• INSTRUCTIONS TO FOLLOW
Every entry below should be printed exactly, without its images.

• DATA LINES
□ □ □
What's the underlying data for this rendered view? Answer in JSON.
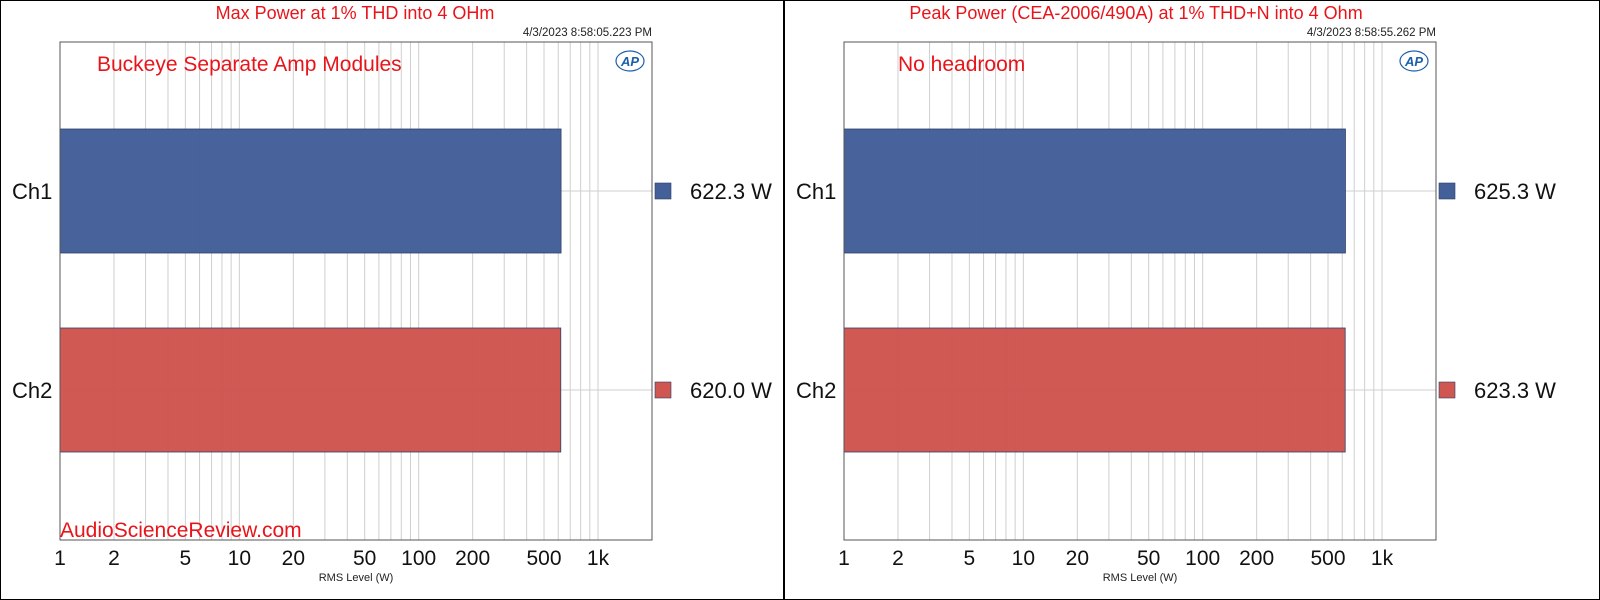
{
  "colors": {
    "title": "#e8141a",
    "ch1": "#44609a",
    "ch2": "#cf5651",
    "grid": "#cfcfcf",
    "frame": "#000000"
  },
  "chart_data": [
    {
      "type": "bar",
      "orientation": "horizontal",
      "title": "Max Power at 1% THD into 4 OHm",
      "timestamp": "4/3/2023 8:58:05.223 PM",
      "annotation": "Buckeye Separate Amp Modules",
      "watermark": "AudioScienceReview.com",
      "logo": "AP",
      "xlabel": "RMS Level (W)",
      "xscale": "log",
      "xlim": [
        1,
        2000
      ],
      "xticks": [
        1,
        2,
        5,
        10,
        20,
        50,
        100,
        200,
        500,
        1000
      ],
      "xtick_labels": [
        "1",
        "2",
        "5",
        "10",
        "20",
        "50",
        "100",
        "200",
        "500",
        "1k"
      ],
      "grid": true,
      "categories": [
        "Ch1",
        "Ch2"
      ],
      "values": [
        622.3,
        620.0
      ],
      "value_labels": [
        "622.3  W",
        "620.0  W"
      ]
    },
    {
      "type": "bar",
      "orientation": "horizontal",
      "title": "Peak Power (CEA-2006/490A) at 1% THD+N into 4 Ohm",
      "timestamp": "4/3/2023 8:58:55.262 PM",
      "annotation": "No headroom",
      "logo": "AP",
      "xlabel": "RMS Level (W)",
      "xscale": "log",
      "xlim": [
        1,
        2000
      ],
      "xticks": [
        1,
        2,
        5,
        10,
        20,
        50,
        100,
        200,
        500,
        1000
      ],
      "xtick_labels": [
        "1",
        "2",
        "5",
        "10",
        "20",
        "50",
        "100",
        "200",
        "500",
        "1k"
      ],
      "grid": true,
      "categories": [
        "Ch1",
        "Ch2"
      ],
      "values": [
        625.3,
        623.3
      ],
      "value_labels": [
        "625.3  W",
        "623.3  W"
      ]
    }
  ]
}
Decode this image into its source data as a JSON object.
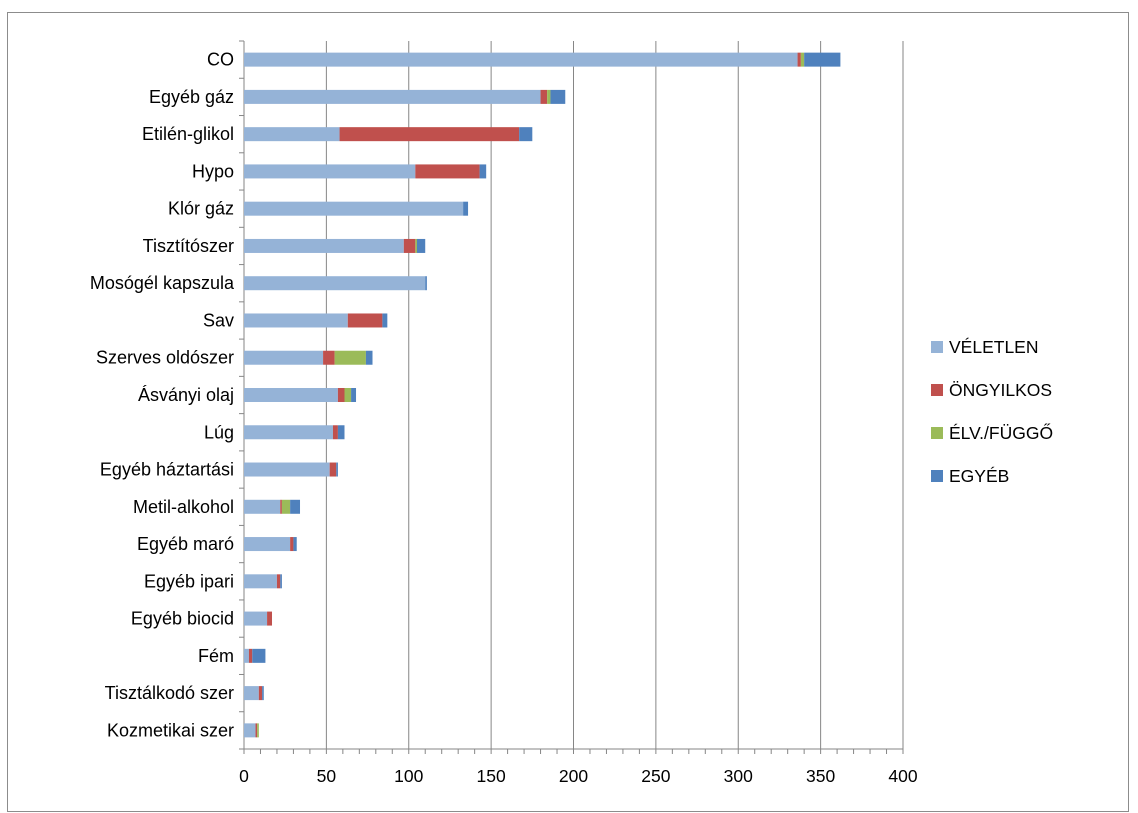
{
  "chart_data": {
    "type": "bar",
    "orientation": "horizontal",
    "stacked": true,
    "categories": [
      "CO",
      "Egyéb gáz",
      "Etilén-glikol",
      "Hypo",
      "Klór gáz",
      "Tisztítószer",
      "Mosógél kapszula",
      "Sav",
      "Szerves oldószer",
      "Ásványi olaj",
      "Lúg",
      "Egyéb háztartási",
      "Metil-alkohol",
      "Egyéb maró",
      "Egyéb ipari",
      "Egyéb biocid",
      "Fém",
      "Tisztálkodó szer",
      "Kozmetikai szer"
    ],
    "series": [
      {
        "name": "VÉLETLEN",
        "color": "#95b3d7",
        "values": [
          336,
          180,
          58,
          104,
          133,
          97,
          110,
          63,
          48,
          57,
          54,
          52,
          22,
          28,
          20,
          14,
          3,
          9,
          7
        ]
      },
      {
        "name": "ÖNGYILKOS",
        "color": "#c0504d",
        "values": [
          2,
          4,
          109,
          39,
          0,
          7,
          0,
          21,
          7,
          4,
          3,
          4,
          1,
          2,
          2,
          3,
          2,
          2,
          1
        ]
      },
      {
        "name": "ÉLV./FÜGGŐ",
        "color": "#9bbb59",
        "values": [
          2,
          2,
          0,
          0,
          0,
          1,
          0,
          0,
          19,
          4,
          0,
          0,
          5,
          0,
          0,
          0,
          0,
          0,
          1
        ]
      },
      {
        "name": "EGYÉB",
        "color": "#4f81bd",
        "values": [
          22,
          9,
          8,
          4,
          3,
          5,
          1,
          3,
          4,
          3,
          4,
          1,
          6,
          2,
          1,
          0,
          8,
          1,
          0
        ]
      }
    ],
    "xlim": [
      0,
      400
    ],
    "xticks": [
      "0",
      "50",
      "100",
      "150",
      "200",
      "250",
      "300",
      "350",
      "400"
    ],
    "grid": true,
    "legend_position": "right",
    "title": "",
    "xlabel": "",
    "ylabel": ""
  }
}
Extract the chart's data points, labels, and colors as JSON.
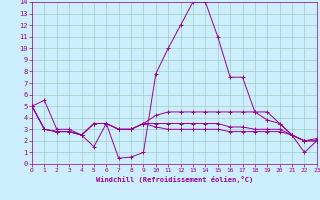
{
  "xlabel": "Windchill (Refroidissement éolien,°C)",
  "background_color": "#cceeff",
  "grid_color": "#9ecfbf",
  "line_color": "#990099",
  "xlim": [
    0,
    23
  ],
  "ylim": [
    0,
    14
  ],
  "xticks": [
    0,
    1,
    2,
    3,
    4,
    5,
    6,
    7,
    8,
    9,
    10,
    11,
    12,
    13,
    14,
    15,
    16,
    17,
    18,
    19,
    20,
    21,
    22,
    23
  ],
  "yticks": [
    0,
    1,
    2,
    3,
    4,
    5,
    6,
    7,
    8,
    9,
    10,
    11,
    12,
    13,
    14
  ],
  "lines": [
    [
      5.0,
      5.5,
      3.0,
      3.0,
      2.5,
      1.5,
      3.5,
      0.5,
      0.6,
      1.0,
      7.8,
      10.0,
      12.0,
      14.0,
      14.0,
      11.0,
      7.5,
      7.5,
      4.5,
      4.5,
      3.5,
      2.5,
      1.0,
      2.0
    ],
    [
      5.0,
      3.0,
      2.8,
      2.8,
      2.5,
      3.5,
      3.5,
      3.0,
      3.0,
      3.5,
      4.2,
      4.5,
      4.5,
      4.5,
      4.5,
      4.5,
      4.5,
      4.5,
      4.5,
      3.8,
      3.5,
      2.5,
      2.0,
      2.2
    ],
    [
      5.0,
      3.0,
      2.8,
      2.8,
      2.5,
      3.5,
      3.5,
      3.0,
      3.0,
      3.5,
      3.5,
      3.5,
      3.5,
      3.5,
      3.5,
      3.5,
      3.2,
      3.2,
      3.0,
      3.0,
      3.0,
      2.5,
      2.0,
      2.0
    ],
    [
      5.0,
      3.0,
      2.8,
      2.8,
      2.5,
      3.5,
      3.5,
      3.0,
      3.0,
      3.5,
      3.2,
      3.0,
      3.0,
      3.0,
      3.0,
      3.0,
      2.8,
      2.8,
      2.8,
      2.8,
      2.8,
      2.5,
      2.0,
      2.0
    ]
  ]
}
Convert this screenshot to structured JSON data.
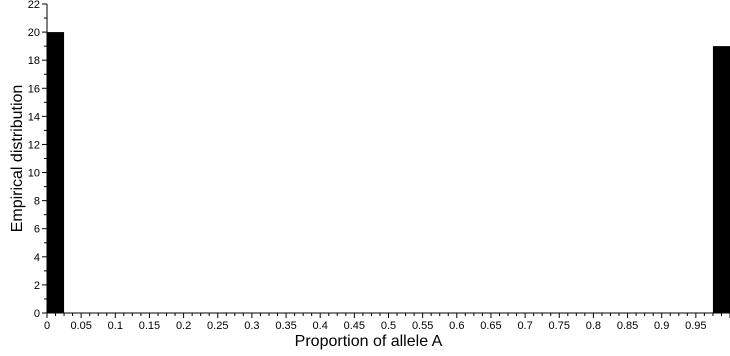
{
  "chart_data": {
    "type": "bar",
    "title": "",
    "xlabel": "Proportion of allele A",
    "ylabel": "Empirical distribution",
    "xlim": [
      0,
      1
    ],
    "ylim": [
      0,
      22
    ],
    "x_ticks": [
      "0",
      "0.05",
      "0.1",
      "0.15",
      "0.2",
      "0.25",
      "0.3",
      "0.35",
      "0.4",
      "0.45",
      "0.5",
      "0.55",
      "0.6",
      "0.65",
      "0.7",
      "0.75",
      "0.8",
      "0.85",
      "0.9",
      "0.95"
    ],
    "y_ticks": [
      "0",
      "2",
      "4",
      "6",
      "8",
      "10",
      "12",
      "14",
      "16",
      "18",
      "20",
      "22"
    ],
    "bin_width": 0.025,
    "bars": [
      {
        "bin_start": 0.0,
        "bin_end": 0.025,
        "value": 20
      },
      {
        "bin_start": 0.975,
        "bin_end": 1.0,
        "value": 19
      }
    ],
    "bar_color": "#000000",
    "grid": false,
    "legend": "none"
  }
}
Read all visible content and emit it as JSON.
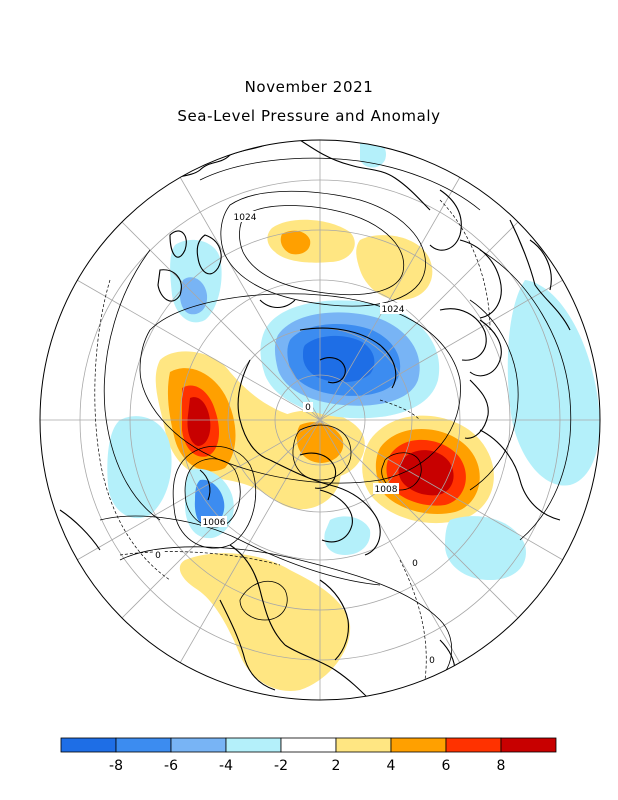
□ □ □
• OUTPUT FOR THIS TASK
What's the underlying data for this rendered view? Answer in JSON.
{
  "colors": {
    "title": "#e8141a",
    "ch1": "#44609a",
    "ch2": "#cf5651",
    "grid": "#cfcfcf",
    "frame": "#000000"
  },
  "chart_data": [
    {
      "type": "bar",
      "orientation": "horizontal",
      "title": "Max Power at 1% THD into 4 OHm",
      "timestamp": "4/3/2023 8:58:05.223 PM",
      "annotation": "Buckeye Separate Amp Modules",
      "watermark": "AudioScienceReview.com",
      "logo": "AP",
      "xlabel": "RMS Level (W)",
      "xscale": "log",
      "xlim": [
        1,
        2000
      ],
      "xticks": [
        1,
        2,
        5,
        10,
        20,
        50,
        100,
        200,
        500,
        1000
      ],
      "xtick_labels": [
        "1",
        "2",
        "5",
        "10",
        "20",
        "50",
        "100",
        "200",
        "500",
        "1k"
      ],
      "grid": true,
      "categories": [
        "Ch1",
        "Ch2"
      ],
      "values": [
        622.3,
        620.0
      ],
      "value_labels": [
        "622.3  W",
        "620.0  W"
      ]
    },
    {
      "type": "bar",
      "orientation": "horizontal",
      "title": "Peak Power (CEA-2006/490A) at 1% THD+N into 4 Ohm",
      "timestamp": "4/3/2023 8:58:55.262 PM",
      "annotation": "No headroom",
      "logo": "AP",
      "xlabel": "RMS Level (W)",
      "xscale": "log",
      "xlim": [
        1,
        2000
      ],
      "xticks": [
        1,
        2,
        5,
        10,
        20,
        50,
        100,
        200,
        500,
        1000
      ],
      "xtick_labels": [
        "1",
        "2",
        "5",
        "10",
        "20",
        "50",
        "100",
        "200",
        "500",
        "1k"
      ],
      "grid": true,
      "categories": [
        "Ch1",
        "Ch2"
      ],
      "values": [
        625.3,
        623.3
      ],
      "value_labels": [
        "625.3  W",
        "623.3  W"
      ]
    }
  ]
}
Decode this image into its source data as a JSON object.
{
  "chart_data": {
    "type": "bar",
    "orientation": "horizontal",
    "stacked": true,
    "categories": [
      "CO",
      "Egyéb gáz",
      "Etilén-glikol",
      "Hypo",
      "Klór gáz",
      "Tisztítószer",
      "Mosógél kapszula",
      "Sav",
      "Szerves oldószer",
      "Ásványi olaj",
      "Lúg",
      "Egyéb háztartási",
      "Metil-alkohol",
      "Egyéb maró",
      "Egyéb ipari",
      "Egyéb biocid",
      "Fém",
      "Tisztálkodó szer",
      "Kozmetikai szer"
    ],
    "series": [
      {
        "name": "VÉLETLEN",
        "color": "#95b3d7",
        "values": [
          336,
          180,
          58,
          104,
          133,
          97,
          110,
          63,
          48,
          57,
          54,
          52,
          22,
          28,
          20,
          14,
          3,
          9,
          7
        ]
      },
      {
        "name": "ÖNGYILKOS",
        "color": "#c0504d",
        "values": [
          2,
          4,
          109,
          39,
          0,
          7,
          0,
          21,
          7,
          4,
          3,
          4,
          1,
          2,
          2,
          3,
          2,
          2,
          1
        ]
      },
      {
        "name": "ÉLV./FÜGGŐ",
        "color": "#9bbb59",
        "values": [
          2,
          2,
          0,
          0,
          0,
          1,
          0,
          0,
          19,
          4,
          0,
          0,
          5,
          0,
          0,
          0,
          0,
          0,
          1
        ]
      },
      {
        "name": "EGYÉB",
        "color": "#4f81bd",
        "values": [
          22,
          9,
          8,
          4,
          3,
          5,
          1,
          3,
          4,
          3,
          4,
          1,
          6,
          2,
          1,
          0,
          8,
          1,
          0
        ]
      }
    ],
    "xlim": [
      0,
      400
    ],
    "xticks": [
      "0",
      "50",
      "100",
      "150",
      "200",
      "250",
      "300",
      "350",
      "400"
    ],
    "grid": true,
    "legend_position": "right",
    "title": "",
    "xlabel": "",
    "ylabel": ""
  }
}
Extract the chart's data points, labels, and colors as JSON.
{
  "xlabel": "Windchill (Refroidissement éolien,°C)",
  "background_color": "#cceeff",
  "grid_color": "#9ecfbf",
  "line_color": "#990099",
  "xlim": [
    0,
    23
  ],
  "ylim": [
    0,
    14
  ],
  "xticks": [
    0,
    1,
    2,
    3,
    4,
    5,
    6,
    7,
    8,
    9,
    10,
    11,
    12,
    13,
    14,
    15,
    16,
    17,
    18,
    19,
    20,
    21,
    22,
    23
  ],
  "yticks": [
    0,
    1,
    2,
    3,
    4,
    5,
    6,
    7,
    8,
    9,
    10,
    11,
    12,
    13,
    14
  ],
  "lines": [
    [
      5.0,
      5.5,
      3.0,
      3.0,
      2.5,
      1.5,
      3.5,
      0.5,
      0.6,
      1.0,
      7.8,
      10.0,
      12.0,
      14.0,
      14.0,
      11.0,
      7.5,
      7.5,
      4.5,
      4.5,
      3.5,
      2.5,
      1.0,
      2.0
    ],
    [
      5.0,
      3.0,
      2.8,
      2.8,
      2.5,
      3.5,
      3.5,
      3.0,
      3.0,
      3.5,
      4.2,
      4.5,
      4.5,
      4.5,
      4.5,
      4.5,
      4.5,
      4.5,
      4.5,
      3.8,
      3.5,
      2.5,
      2.0,
      2.2
    ],
    [
      5.0,
      3.0,
      2.8,
      2.8,
      2.5,
      3.5,
      3.5,
      3.0,
      3.0,
      3.5,
      3.5,
      3.5,
      3.5,
      3.5,
      3.5,
      3.5,
      3.2,
      3.2,
      3.0,
      3.0,
      3.0,
      2.5,
      2.0,
      2.0
    ],
    [
      5.0,
      3.0,
      2.8,
      2.8,
      2.5,
      3.5,
      3.5,
      3.0,
      3.0,
      3.5,
      3.2,
      3.0,
      3.0,
      3.0,
      3.0,
      3.0,
      2.8,
      2.8,
      2.8,
      2.8,
      2.8,
      2.5,
      2.0,
      2.0
    ]
  ]
}
Convert this screenshot to structured JSON data.
{
  "chart_data": {
    "type": "bar",
    "title": "",
    "xlabel": "Proportion of allele A",
    "ylabel": "Empirical distribution",
    "xlim": [
      0,
      1
    ],
    "ylim": [
      0,
      22
    ],
    "x_ticks": [
      "0",
      "0.05",
      "0.1",
      "0.15",
      "0.2",
      "0.25",
      "0.3",
      "0.35",
      "0.4",
      "0.45",
      "0.5",
      "0.55",
      "0.6",
      "0.65",
      "0.7",
      "0.75",
      "0.8",
      "0.85",
      "0.9",
      "0.95"
    ],
    "y_ticks": [
      "0",
      "2",
      "4",
      "6",
      "8",
      "10",
      "12",
      "14",
      "16",
      "18",
      "20",
      "22"
    ],
    "bin_width": 0.025,
    "bars": [
      {
        "bin_start": 0.0,
        "bin_end": 0.025,
        "value": 20
      },
      {
        "bin_start": 0.975,
        "bin_end": 1.0,
        "value": 19
      }
    ],
    "bar_color": "#000000",
    "grid": false,
    "legend": "none"
  }
}
Read all visible content and emit it as JSON.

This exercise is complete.